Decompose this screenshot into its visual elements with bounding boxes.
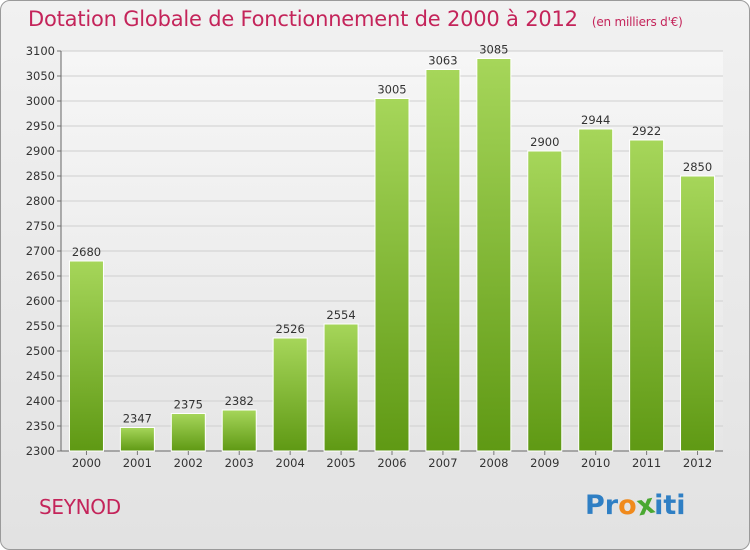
chart-unit: (en milliers d'€): [591, 15, 683, 29]
bar: [425, 69, 461, 452]
logo-letter: i: [654, 490, 664, 521]
y-tick-label: 2350: [26, 419, 55, 433]
y-tick-label: 2900: [26, 144, 55, 158]
data-label: 3005: [377, 83, 406, 97]
x-tick-label: 2003: [225, 456, 254, 470]
commune-name: SEYNOD: [39, 495, 121, 519]
y-tick-label: 2750: [26, 219, 55, 233]
x-tick-label: 2005: [326, 456, 355, 470]
y-tick-label: 2700: [26, 244, 55, 258]
data-label: 2944: [581, 113, 610, 127]
bar: [68, 260, 104, 452]
chart-title-text: Dotation Globale de Fonctionnement de 20…: [28, 7, 578, 31]
x-tick-label: 2009: [530, 456, 559, 470]
logo-letter: r: [604, 490, 619, 521]
data-label: 2375: [174, 398, 203, 412]
bar: [374, 98, 410, 452]
proxiti-logo[interactable]: Proxiti: [585, 489, 686, 523]
x-tick-label: 2002: [174, 456, 203, 470]
bar: [476, 58, 512, 452]
bar: [680, 175, 716, 452]
data-label: 2554: [326, 308, 355, 322]
y-tick-label: 2850: [26, 169, 55, 183]
bar: [323, 323, 359, 452]
x-tick-label: 2006: [377, 456, 406, 470]
y-tick-label: 2500: [26, 344, 55, 358]
y-tick-label: 2650: [26, 269, 55, 283]
y-tick-label: 3100: [26, 44, 55, 58]
y-tick-label: 3050: [26, 69, 55, 83]
y-tick-label: 2400: [26, 394, 55, 408]
data-label: 3063: [428, 54, 457, 68]
y-tick-label: 3000: [26, 94, 55, 108]
data-label: 2347: [123, 412, 152, 426]
bar: [578, 128, 614, 452]
x-tick-label: 2004: [276, 456, 305, 470]
logo-letter: P: [585, 490, 605, 521]
data-label: 2382: [225, 394, 254, 408]
x-tick-label: 2007: [428, 456, 457, 470]
chart-title: Dotation Globale de Fonctionnement de 20…: [28, 7, 683, 31]
logo-letter: t: [663, 490, 677, 521]
data-label: 2900: [530, 135, 559, 149]
data-label: 2526: [276, 322, 305, 336]
bar: [272, 337, 308, 452]
x-tick-label: 2010: [581, 456, 610, 470]
bar: [527, 150, 563, 452]
x-tick-label: 2001: [123, 456, 152, 470]
data-label: 2680: [72, 245, 101, 259]
y-tick-label: 2600: [26, 294, 55, 308]
x-tick-label: 2011: [632, 456, 661, 470]
y-tick-label: 2300: [26, 444, 55, 458]
data-label: 3085: [479, 43, 508, 57]
logo-letter: o: [618, 490, 637, 521]
logo-letter: i: [676, 490, 686, 521]
x-tick-label: 2000: [72, 456, 101, 470]
bar: [221, 409, 257, 452]
x-tick-label: 2012: [683, 456, 712, 470]
y-tick-label: 2800: [26, 194, 55, 208]
data-label: 2850: [683, 160, 712, 174]
bar: [119, 427, 155, 452]
bar: [629, 139, 665, 452]
bar: [170, 413, 206, 452]
x-tick-label: 2008: [479, 456, 508, 470]
y-tick-label: 2950: [26, 119, 55, 133]
data-label: 2922: [632, 124, 661, 138]
y-tick-label: 2550: [26, 319, 55, 333]
y-tick-label: 2450: [26, 369, 55, 383]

▶ [Written instruction]:
Please copy the records above line for line, leaving out the pictures.

▶ [Final answer]:
Decompose this screenshot into its visual elements with bounding boxes.
chart-unit: (en milliers d'€): [591, 15, 683, 29]
bar: [425, 69, 461, 452]
logo-letter: i: [654, 490, 664, 521]
y-tick-label: 2350: [26, 419, 55, 433]
y-tick-label: 2900: [26, 144, 55, 158]
data-label: 3005: [377, 83, 406, 97]
x-tick-label: 2003: [225, 456, 254, 470]
commune-name: SEYNOD: [39, 495, 121, 519]
y-tick-label: 2750: [26, 219, 55, 233]
x-tick-label: 2005: [326, 456, 355, 470]
y-tick-label: 2700: [26, 244, 55, 258]
data-label: 2944: [581, 113, 610, 127]
bar: [68, 260, 104, 452]
chart-title-text: Dotation Globale de Fonctionnement de 20…: [28, 7, 578, 31]
x-tick-label: 2009: [530, 456, 559, 470]
logo-letter: r: [604, 490, 619, 521]
data-label: 2375: [174, 398, 203, 412]
bar: [374, 98, 410, 452]
proxiti-logo[interactable]: Proxiti: [585, 489, 686, 523]
x-tick-label: 2002: [174, 456, 203, 470]
bar: [476, 58, 512, 452]
bar: [680, 175, 716, 452]
data-label: 2554: [326, 308, 355, 322]
y-tick-label: 2850: [26, 169, 55, 183]
bar: [323, 323, 359, 452]
x-tick-label: 2006: [377, 456, 406, 470]
y-tick-label: 2500: [26, 344, 55, 358]
y-tick-label: 2650: [26, 269, 55, 283]
y-tick-label: 3100: [26, 44, 55, 58]
y-tick-label: 3050: [26, 69, 55, 83]
y-tick-label: 2400: [26, 394, 55, 408]
data-label: 3063: [428, 54, 457, 68]
y-tick-label: 3000: [26, 94, 55, 108]
data-label: 2347: [123, 412, 152, 426]
bar: [578, 128, 614, 452]
x-tick-label: 2004: [276, 456, 305, 470]
logo-letter: P: [585, 490, 605, 521]
data-label: 2382: [225, 394, 254, 408]
x-tick-label: 2007: [428, 456, 457, 470]
chart-title: Dotation Globale de Fonctionnement de 20…: [28, 7, 683, 31]
logo-letter: t: [663, 490, 677, 521]
data-label: 2900: [530, 135, 559, 149]
data-label: 2526: [276, 322, 305, 336]
bar: [272, 337, 308, 452]
x-tick-label: 2010: [581, 456, 610, 470]
bar: [527, 150, 563, 452]
x-tick-label: 2001: [123, 456, 152, 470]
data-label: 2680: [72, 245, 101, 259]
y-tick-label: 2600: [26, 294, 55, 308]
x-tick-label: 2011: [632, 456, 661, 470]
y-tick-label: 2300: [26, 444, 55, 458]
data-label: 3085: [479, 43, 508, 57]
logo-letter: o: [618, 490, 637, 521]
logo-letter: i: [676, 490, 686, 521]
x-tick-label: 2000: [72, 456, 101, 470]
bar: [221, 409, 257, 452]
x-tick-label: 2012: [683, 456, 712, 470]
y-tick-label: 2800: [26, 194, 55, 208]
data-label: 2850: [683, 160, 712, 174]
bar: [119, 427, 155, 452]
bar: [629, 139, 665, 452]
bar: [170, 413, 206, 452]
x-tick-label: 2008: [479, 456, 508, 470]
y-tick-label: 2950: [26, 119, 55, 133]
data-label: 2922: [632, 124, 661, 138]
y-tick-label: 2550: [26, 319, 55, 333]
y-tick-label: 2450: [26, 369, 55, 383]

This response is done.